** begin STORED RECORDS **

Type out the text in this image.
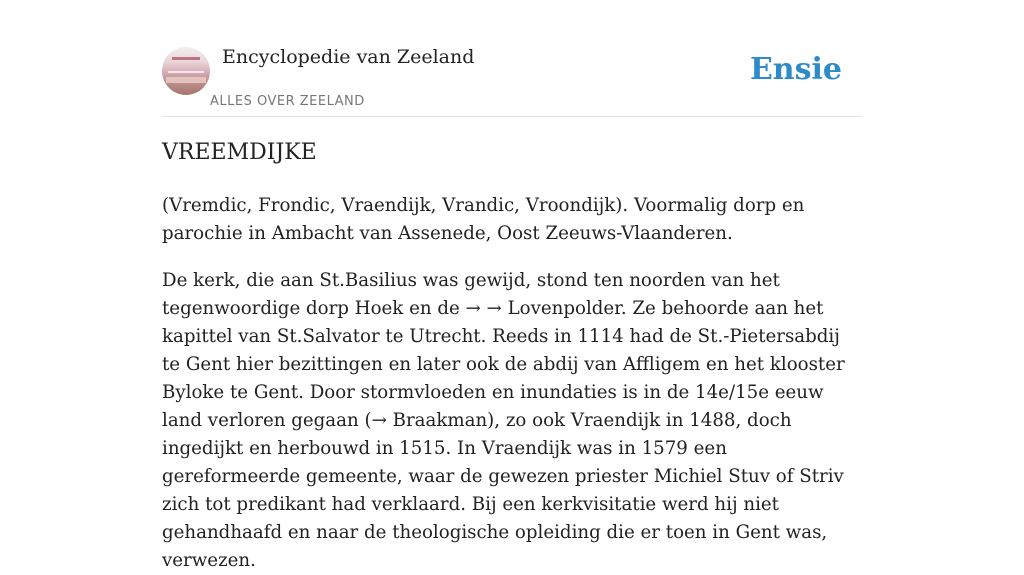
Encyclopedie van Zeeland
ALLES OVER ZEELAND
Ensie
VREEMDIJKE

(Vremdic, Frondic, Vraendijk, Vrandic, Vroondijk). Voormalig dorp en parochie in Ambacht van Assenede, Oost Zeeuws-Vlaanderen.

De kerk, die aan St.Basilius was gewijd, stond ten noorden van het tegenwoordige dorp Hoek en de → → Lovenpolder. Ze behoorde aan het kapittel van St.Salvator te Utrecht. Reeds in 1114 had de St.-Pietersabdij te Gent hier bezittingen en later ook de abdij van Affligem en het klooster Byloke te Gent. Door stormvloeden en inundaties is in de 14e/15e eeuw land verloren gegaan (→ Braakman), zo ook Vraendijk in 1488, doch ingedijkt en herbouwd in 1515. In Vraendijk was in 1579 een gereformeerde gemeente, waar de gewezen priester Michiel Stuv of Striv zich tot predikant had verklaard. Bij een kerkvisitatie werd hij niet gehandhaafd en naar de theologische opleiding die er toen in Gent was, verwezen.
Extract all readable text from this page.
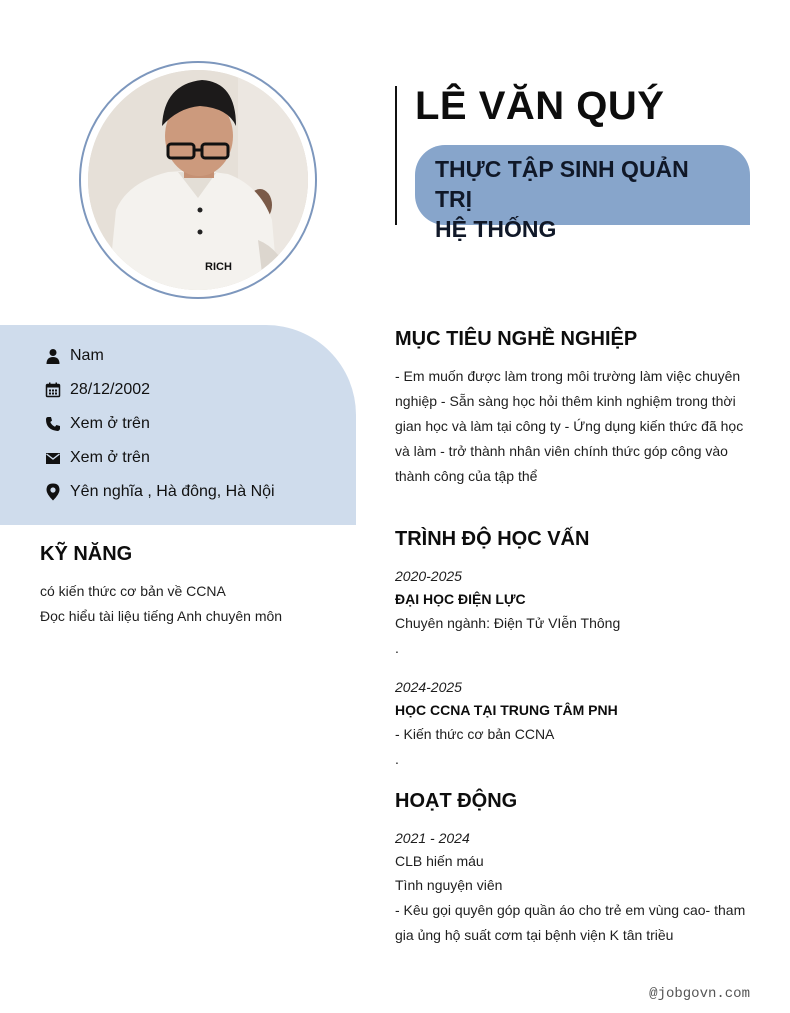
RICH
LÊ VĂN QUÝ
THỰC TẬP SINH QUẢN TRỊ
HỆ THỐNG
Nam
28/12/2002
Xem ở trên
Xem ở trên
Yên nghĩa , Hà đông, Hà Nội
KỸ NĂNG
có kiến thức cơ bản về CCNA
Đọc hiểu tài liệu tiếng Anh chuyên môn
MỤC TIÊU NGHỀ NGHIỆP
- Em muốn được làm trong môi trường làm việc chuyên
nghiệp - Sẵn sàng học hỏi thêm kinh nghiệm trong thời
gian học và làm tại công ty - Ứng dụng kiến thức đã học
và làm - trở thành nhân viên chính thức góp công vào
thành công của tập thể
TRÌNH ĐỘ HỌC VẤN
2020-2025
ĐẠI HỌC ĐIỆN LỰC
Chuyên ngành: Điện Tử VIễn Thông
.
2024-2025
HỌC CCNA TẠI TRUNG TÂM PNH
- Kiến thức cơ bản CCNA
.
HOẠT ĐỘNG
2021 - 2024
CLB hiến máu
Tình nguyện viên
- Kêu gọi quyên góp quần áo cho trẻ em vùng cao- tham
gia ủng hộ suất cơm tại bệnh viện K tân triều
@jobgovn.com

** end STORED RECORDS **

- _EXERCISE REQUIREMENTS_
Repeat the listing above exactly, with no pictures.

- _RESULT_
Type out the text in this image.
Encyclopedie van Zeeland
ALLES OVER ZEELAND
Ensie
VREEMDIJKE

(Vremdic, Frondic, Vraendijk, Vrandic, Vroondijk). Voormalig dorp en parochie in Ambacht van Assenede, Oost Zeeuws-Vlaanderen.

De kerk, die aan St.Basilius was gewijd, stond ten noorden van het tegenwoordige dorp Hoek en de → → Lovenpolder. Ze behoorde aan het kapittel van St.Salvator te Utrecht. Reeds in 1114 had de St.-Pietersabdij te Gent hier bezittingen en later ook de abdij van Affligem en het klooster Byloke te Gent. Door stormvloeden en inundaties is in de 14e/15e eeuw land verloren gegaan (→ Braakman), zo ook Vraendijk in 1488, doch ingedijkt en herbouwd in 1515. In Vraendijk was in 1579 een gereformeerde gemeente, waar de gewezen priester Michiel Stuv of Striv zich tot predikant had verklaard. Bij een kerkvisitatie werd hij niet gehandhaafd en naar de theologische opleiding die er toen in Gent was, verwezen.
Extract all readable text from this page.
RICH
LÊ VĂN QUÝ
THỰC TẬP SINH QUẢN TRỊ
HỆ THỐNG
Nam
28/12/2002
Xem ở trên
Xem ở trên
Yên nghĩa , Hà đông, Hà Nội
KỸ NĂNG
có kiến thức cơ bản về CCNA
Đọc hiểu tài liệu tiếng Anh chuyên môn
MỤC TIÊU NGHỀ NGHIỆP
- Em muốn được làm trong môi trường làm việc chuyên
nghiệp - Sẵn sàng học hỏi thêm kinh nghiệm trong thời
gian học và làm tại công ty - Ứng dụng kiến thức đã học
và làm - trở thành nhân viên chính thức góp công vào
thành công của tập thể
TRÌNH ĐỘ HỌC VẤN
2020-2025
ĐẠI HỌC ĐIỆN LỰC
Chuyên ngành: Điện Tử VIễn Thông
.
2024-2025
HỌC CCNA TẠI TRUNG TÂM PNH
- Kiến thức cơ bản CCNA
.
HOẠT ĐỘNG
2021 - 2024
CLB hiến máu
Tình nguyện viên
- Kêu gọi quyên góp quần áo cho trẻ em vùng cao- tham
gia ủng hộ suất cơm tại bệnh viện K tân triều
@jobgovn.com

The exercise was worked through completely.